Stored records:
******
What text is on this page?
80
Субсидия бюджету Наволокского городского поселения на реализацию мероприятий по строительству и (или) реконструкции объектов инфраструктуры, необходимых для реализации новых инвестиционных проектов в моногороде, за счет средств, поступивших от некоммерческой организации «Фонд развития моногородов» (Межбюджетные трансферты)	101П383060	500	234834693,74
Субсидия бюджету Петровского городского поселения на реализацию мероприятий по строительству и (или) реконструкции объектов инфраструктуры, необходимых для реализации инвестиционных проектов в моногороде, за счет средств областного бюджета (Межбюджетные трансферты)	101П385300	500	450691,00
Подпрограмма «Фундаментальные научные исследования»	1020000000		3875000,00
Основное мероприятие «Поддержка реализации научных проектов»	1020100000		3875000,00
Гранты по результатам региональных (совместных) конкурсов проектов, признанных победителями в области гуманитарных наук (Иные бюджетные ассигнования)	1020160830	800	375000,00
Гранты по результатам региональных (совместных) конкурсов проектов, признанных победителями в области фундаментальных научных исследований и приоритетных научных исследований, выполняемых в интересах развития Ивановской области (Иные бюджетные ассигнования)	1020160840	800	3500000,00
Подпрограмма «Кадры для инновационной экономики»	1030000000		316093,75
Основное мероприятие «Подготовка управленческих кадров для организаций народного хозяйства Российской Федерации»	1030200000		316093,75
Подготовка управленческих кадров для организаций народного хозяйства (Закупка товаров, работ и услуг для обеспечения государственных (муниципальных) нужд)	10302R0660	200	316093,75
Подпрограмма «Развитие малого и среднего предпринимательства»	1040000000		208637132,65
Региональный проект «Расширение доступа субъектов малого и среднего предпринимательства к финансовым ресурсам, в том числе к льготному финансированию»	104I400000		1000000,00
******
(WHAT TO DO): In the entries above, locate every line with the word "результатам" and copy it.

(RESULT OF THE TASK):
Гранты по результатам региональных (совместных) конкурсов проектов, признанных победителями в области гуманитарных наук (Иные бюджетные ассигнования)	1020160830	800	375000,00
Гранты по результатам региональных (совместных) конкурсов проектов, признанных победителями в области фундаментальных научных исследований и приоритетных научных исследований, выполняемых в интересах развития Ивановской области (Иные бюджетные ассигнования)	1020160840	800	3500000,00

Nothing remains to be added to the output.